Collected data entries
================

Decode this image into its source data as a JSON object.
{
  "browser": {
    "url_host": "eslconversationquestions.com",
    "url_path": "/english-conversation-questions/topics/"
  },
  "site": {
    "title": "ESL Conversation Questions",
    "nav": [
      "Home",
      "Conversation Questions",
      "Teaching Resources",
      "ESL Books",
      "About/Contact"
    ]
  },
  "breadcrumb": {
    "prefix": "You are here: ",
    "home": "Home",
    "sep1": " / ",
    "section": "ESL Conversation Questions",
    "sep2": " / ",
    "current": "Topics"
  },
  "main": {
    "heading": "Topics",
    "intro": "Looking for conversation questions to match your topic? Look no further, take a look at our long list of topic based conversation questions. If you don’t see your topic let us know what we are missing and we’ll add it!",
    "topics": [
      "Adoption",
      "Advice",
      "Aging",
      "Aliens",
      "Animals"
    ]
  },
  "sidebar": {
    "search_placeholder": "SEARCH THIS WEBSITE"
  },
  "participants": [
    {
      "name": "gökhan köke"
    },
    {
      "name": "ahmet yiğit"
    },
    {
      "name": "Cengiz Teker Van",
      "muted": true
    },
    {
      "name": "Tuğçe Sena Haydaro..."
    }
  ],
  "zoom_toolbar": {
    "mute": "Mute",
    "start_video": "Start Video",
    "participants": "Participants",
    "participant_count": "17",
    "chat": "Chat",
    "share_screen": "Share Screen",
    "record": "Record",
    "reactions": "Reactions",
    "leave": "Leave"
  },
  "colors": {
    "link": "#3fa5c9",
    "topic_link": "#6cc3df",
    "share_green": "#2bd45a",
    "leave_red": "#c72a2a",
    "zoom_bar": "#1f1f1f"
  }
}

================

Retype every entry above, word for word.

Decode this image into its source data as a JSON object.
{
  "browser": {
    "url_host": "eslconversationquestions.com",
    "url_path": "/english-conversation-questions/topics/"
  },
  "site": {
    "title": "ESL Conversation Questions",
    "nav": [
      "Home",
      "Conversation Questions",
      "Teaching Resources",
      "ESL Books",
      "About/Contact"
    ]
  },
  "breadcrumb": {
    "prefix": "You are here: ",
    "home": "Home",
    "sep1": " / ",
    "section": "ESL Conversation Questions",
    "sep2": " / ",
    "current": "Topics"
  },
  "main": {
    "heading": "Topics",
    "intro": "Looking for conversation questions to match your topic? Look no further, take a look at our long list of topic based conversation questions. If you don’t see your topic let us know what we are missing and we’ll add it!",
    "topics": [
      "Adoption",
      "Advice",
      "Aging",
      "Aliens",
      "Animals"
    ]
  },
  "sidebar": {
    "search_placeholder": "SEARCH THIS WEBSITE"
  },
  "participants": [
    {
      "name": "gökhan köke"
    },
    {
      "name": "ahmet yiğit"
    },
    {
      "name": "Cengiz Teker Van",
      "muted": true
    },
    {
      "name": "Tuğçe Sena Haydaro..."
    }
  ],
  "zoom_toolbar": {
    "mute": "Mute",
    "start_video": "Start Video",
    "participants": "Participants",
    "participant_count": "17",
    "chat": "Chat",
    "share_screen": "Share Screen",
    "record": "Record",
    "reactions": "Reactions",
    "leave": "Leave"
  },
  "colors": {
    "link": "#3fa5c9",
    "topic_link": "#6cc3df",
    "share_green": "#2bd45a",
    "leave_red": "#c72a2a",
    "zoom_bar": "#1f1f1f"
  }
}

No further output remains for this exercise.